• _What you are asked to do_: Show every line in the records below that contains the word "values".
BEGIN Stored data
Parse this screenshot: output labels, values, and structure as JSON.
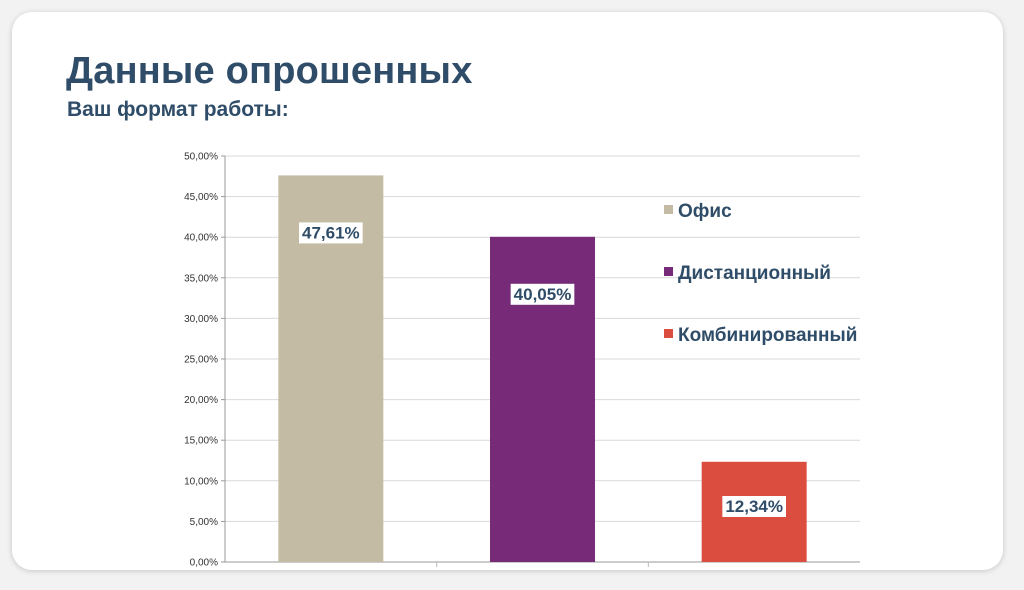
{
  "slide": {
    "title": "Данные опрошенных",
    "subtitle": "Ваш формат работы:"
  },
  "chart_data": {
    "type": "bar",
    "title": "",
    "xlabel": "",
    "ylabel": "",
    "categories": [
      "Офис",
      "Дистанционный",
      "Комбинированный"
    ],
    "values": [
      47.61,
      40.05,
      12.34
    ],
    "data_labels": [
      "47,61%",
      "40,05%",
      "12,34%"
    ],
    "colors": [
      "#c3bba3",
      "#772a78",
      "#db4e3f"
    ],
    "ylim": [
      0,
      50
    ],
    "ytick_step": 5,
    "ytick_labels": [
      "0,00%",
      "5,00%",
      "10,00%",
      "15,00%",
      "20,00%",
      "25,00%",
      "30,00%",
      "35,00%",
      "40,00%",
      "45,00%",
      "50,00%"
    ],
    "grid": true,
    "legend_position": "right"
  }
}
END Stored data
• _Correct result_:
Parse this screenshot: output labels, values, and structure as JSON.
    "values": [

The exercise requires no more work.